Task material >>
★ ★ ★ ★
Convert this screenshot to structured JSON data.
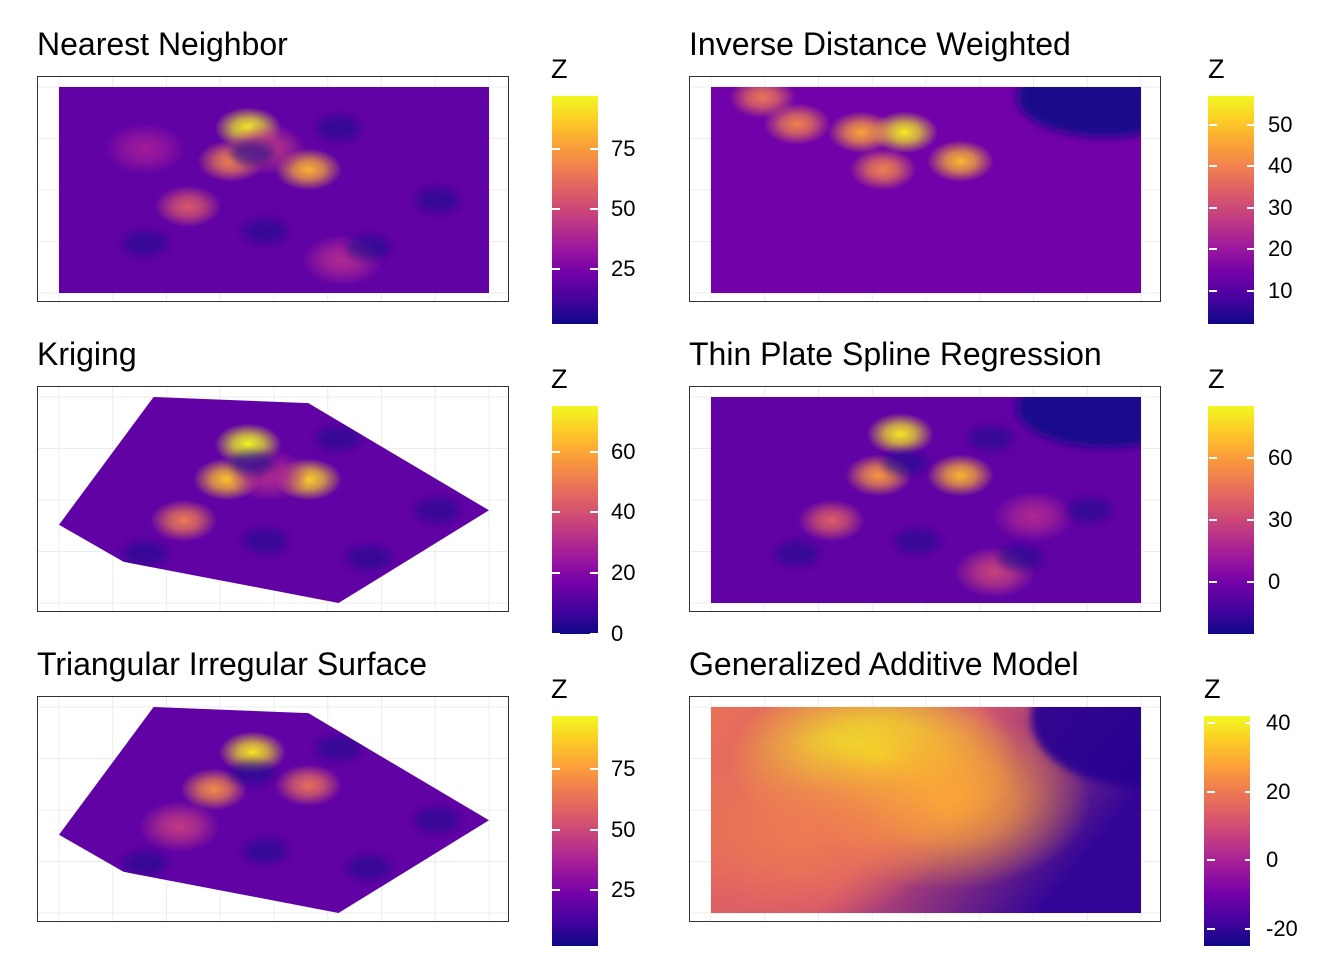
{
  "palette": {
    "name": "plasma",
    "stops": [
      "#0d0887",
      "#46039f",
      "#7201a8",
      "#9c179e",
      "#bd3786",
      "#d8576b",
      "#ed7953",
      "#fb9f3a",
      "#fdca26",
      "#f0f921"
    ]
  },
  "chart_data": [
    {
      "type": "heatmap",
      "title": "Nearest Neighbor",
      "legend_title": "Z",
      "legend_ticks": [
        "25",
        "50",
        "75"
      ],
      "legend_tick_values": [
        25,
        50,
        75
      ],
      "zlim": [
        2,
        97
      ],
      "shape": "rectangle",
      "hotspots": [
        {
          "x": 0.44,
          "y": 0.2,
          "z": 95
        },
        {
          "x": 0.4,
          "y": 0.36,
          "z": 68
        },
        {
          "x": 0.58,
          "y": 0.4,
          "z": 80
        },
        {
          "x": 0.3,
          "y": 0.58,
          "z": 55
        },
        {
          "x": 0.48,
          "y": 0.3,
          "z": 45
        },
        {
          "x": 0.66,
          "y": 0.84,
          "z": 40
        },
        {
          "x": 0.2,
          "y": 0.3,
          "z": 35
        }
      ]
    },
    {
      "type": "heatmap",
      "title": "Inverse Distance Weighted",
      "legend_title": "Z",
      "legend_ticks": [
        "10",
        "20",
        "30",
        "40",
        "50"
      ],
      "legend_tick_values": [
        10,
        20,
        30,
        40,
        50
      ],
      "zlim": [
        2,
        57
      ],
      "shape": "rectangle",
      "hotspots": [
        {
          "x": 0.45,
          "y": 0.22,
          "z": 55
        },
        {
          "x": 0.35,
          "y": 0.22,
          "z": 45
        },
        {
          "x": 0.58,
          "y": 0.36,
          "z": 48
        },
        {
          "x": 0.2,
          "y": 0.18,
          "z": 40
        },
        {
          "x": 0.4,
          "y": 0.4,
          "z": 40
        },
        {
          "x": 0.12,
          "y": 0.05,
          "z": 38
        }
      ]
    },
    {
      "type": "heatmap",
      "title": "Kriging",
      "legend_title": "Z",
      "legend_ticks": [
        "0",
        "20",
        "40",
        "60"
      ],
      "legend_tick_values": [
        0,
        20,
        40,
        60
      ],
      "zlim": [
        0,
        75
      ],
      "shape": "polygon",
      "hotspots": [
        {
          "x": 0.44,
          "y": 0.23,
          "z": 75
        },
        {
          "x": 0.39,
          "y": 0.4,
          "z": 65
        },
        {
          "x": 0.58,
          "y": 0.4,
          "z": 68
        },
        {
          "x": 0.29,
          "y": 0.6,
          "z": 50
        },
        {
          "x": 0.49,
          "y": 0.38,
          "z": 30
        }
      ]
    },
    {
      "type": "heatmap",
      "title": "Thin Plate Spline Regression",
      "legend_title": "Z",
      "legend_ticks": [
        "0",
        "30",
        "60"
      ],
      "legend_tick_values": [
        0,
        30,
        60
      ],
      "zlim": [
        -25,
        85
      ],
      "shape": "rectangle",
      "hotspots": [
        {
          "x": 0.44,
          "y": 0.18,
          "z": 80
        },
        {
          "x": 0.39,
          "y": 0.38,
          "z": 58
        },
        {
          "x": 0.58,
          "y": 0.38,
          "z": 66
        },
        {
          "x": 0.28,
          "y": 0.6,
          "z": 38
        },
        {
          "x": 0.66,
          "y": 0.85,
          "z": 28
        },
        {
          "x": 0.75,
          "y": 0.58,
          "z": 18
        }
      ]
    },
    {
      "type": "heatmap",
      "title": "Triangular Irregular Surface",
      "legend_title": "Z",
      "legend_ticks": [
        "25",
        "50",
        "75"
      ],
      "legend_tick_values": [
        25,
        50,
        75
      ],
      "zlim": [
        2,
        97
      ],
      "shape": "polygon",
      "hotspots": [
        {
          "x": 0.45,
          "y": 0.22,
          "z": 92
        },
        {
          "x": 0.36,
          "y": 0.4,
          "z": 70
        },
        {
          "x": 0.58,
          "y": 0.38,
          "z": 62
        },
        {
          "x": 0.28,
          "y": 0.58,
          "z": 45
        }
      ]
    },
    {
      "type": "heatmap",
      "title": "Generalized Additive Model",
      "legend_title": "Z",
      "legend_ticks": [
        "-20",
        "0",
        "20",
        "40"
      ],
      "legend_tick_values": [
        -20,
        0,
        20,
        40
      ],
      "zlim": [
        -25,
        42
      ],
      "shape": "rectangle",
      "hotspots": [
        {
          "x": 0.38,
          "y": 0.26,
          "z": 40
        },
        {
          "x": 0.55,
          "y": 0.45,
          "z": 28
        },
        {
          "x": 0.22,
          "y": 0.6,
          "z": 20
        }
      ]
    }
  ]
}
★ ★ ★ ★
Strip the images and reproduce the remaining records precisely.

Output for this task >>
Convert this screenshot to structured JSON data.
{
  "palette": {
    "name": "plasma",
    "stops": [
      "#0d0887",
      "#46039f",
      "#7201a8",
      "#9c179e",
      "#bd3786",
      "#d8576b",
      "#ed7953",
      "#fb9f3a",
      "#fdca26",
      "#f0f921"
    ]
  },
  "chart_data": [
    {
      "type": "heatmap",
      "title": "Nearest Neighbor",
      "legend_title": "Z",
      "legend_ticks": [
        "25",
        "50",
        "75"
      ],
      "legend_tick_values": [
        25,
        50,
        75
      ],
      "zlim": [
        2,
        97
      ],
      "shape": "rectangle",
      "hotspots": [
        {
          "x": 0.44,
          "y": 0.2,
          "z": 95
        },
        {
          "x": 0.4,
          "y": 0.36,
          "z": 68
        },
        {
          "x": 0.58,
          "y": 0.4,
          "z": 80
        },
        {
          "x": 0.3,
          "y": 0.58,
          "z": 55
        },
        {
          "x": 0.48,
          "y": 0.3,
          "z": 45
        },
        {
          "x": 0.66,
          "y": 0.84,
          "z": 40
        },
        {
          "x": 0.2,
          "y": 0.3,
          "z": 35
        }
      ]
    },
    {
      "type": "heatmap",
      "title": "Inverse Distance Weighted",
      "legend_title": "Z",
      "legend_ticks": [
        "10",
        "20",
        "30",
        "40",
        "50"
      ],
      "legend_tick_values": [
        10,
        20,
        30,
        40,
        50
      ],
      "zlim": [
        2,
        57
      ],
      "shape": "rectangle",
      "hotspots": [
        {
          "x": 0.45,
          "y": 0.22,
          "z": 55
        },
        {
          "x": 0.35,
          "y": 0.22,
          "z": 45
        },
        {
          "x": 0.58,
          "y": 0.36,
          "z": 48
        },
        {
          "x": 0.2,
          "y": 0.18,
          "z": 40
        },
        {
          "x": 0.4,
          "y": 0.4,
          "z": 40
        },
        {
          "x": 0.12,
          "y": 0.05,
          "z": 38
        }
      ]
    },
    {
      "type": "heatmap",
      "title": "Kriging",
      "legend_title": "Z",
      "legend_ticks": [
        "0",
        "20",
        "40",
        "60"
      ],
      "legend_tick_values": [
        0,
        20,
        40,
        60
      ],
      "zlim": [
        0,
        75
      ],
      "shape": "polygon",
      "hotspots": [
        {
          "x": 0.44,
          "y": 0.23,
          "z": 75
        },
        {
          "x": 0.39,
          "y": 0.4,
          "z": 65
        },
        {
          "x": 0.58,
          "y": 0.4,
          "z": 68
        },
        {
          "x": 0.29,
          "y": 0.6,
          "z": 50
        },
        {
          "x": 0.49,
          "y": 0.38,
          "z": 30
        }
      ]
    },
    {
      "type": "heatmap",
      "title": "Thin Plate Spline Regression",
      "legend_title": "Z",
      "legend_ticks": [
        "0",
        "30",
        "60"
      ],
      "legend_tick_values": [
        0,
        30,
        60
      ],
      "zlim": [
        -25,
        85
      ],
      "shape": "rectangle",
      "hotspots": [
        {
          "x": 0.44,
          "y": 0.18,
          "z": 80
        },
        {
          "x": 0.39,
          "y": 0.38,
          "z": 58
        },
        {
          "x": 0.58,
          "y": 0.38,
          "z": 66
        },
        {
          "x": 0.28,
          "y": 0.6,
          "z": 38
        },
        {
          "x": 0.66,
          "y": 0.85,
          "z": 28
        },
        {
          "x": 0.75,
          "y": 0.58,
          "z": 18
        }
      ]
    },
    {
      "type": "heatmap",
      "title": "Triangular Irregular Surface",
      "legend_title": "Z",
      "legend_ticks": [
        "25",
        "50",
        "75"
      ],
      "legend_tick_values": [
        25,
        50,
        75
      ],
      "zlim": [
        2,
        97
      ],
      "shape": "polygon",
      "hotspots": [
        {
          "x": 0.45,
          "y": 0.22,
          "z": 92
        },
        {
          "x": 0.36,
          "y": 0.4,
          "z": 70
        },
        {
          "x": 0.58,
          "y": 0.38,
          "z": 62
        },
        {
          "x": 0.28,
          "y": 0.58,
          "z": 45
        }
      ]
    },
    {
      "type": "heatmap",
      "title": "Generalized Additive Model",
      "legend_title": "Z",
      "legend_ticks": [
        "-20",
        "0",
        "20",
        "40"
      ],
      "legend_tick_values": [
        -20,
        0,
        20,
        40
      ],
      "zlim": [
        -25,
        42
      ],
      "shape": "rectangle",
      "hotspots": [
        {
          "x": 0.38,
          "y": 0.26,
          "z": 40
        },
        {
          "x": 0.55,
          "y": 0.45,
          "z": 28
        },
        {
          "x": 0.22,
          "y": 0.6,
          "z": 20
        }
      ]
    }
  ]
}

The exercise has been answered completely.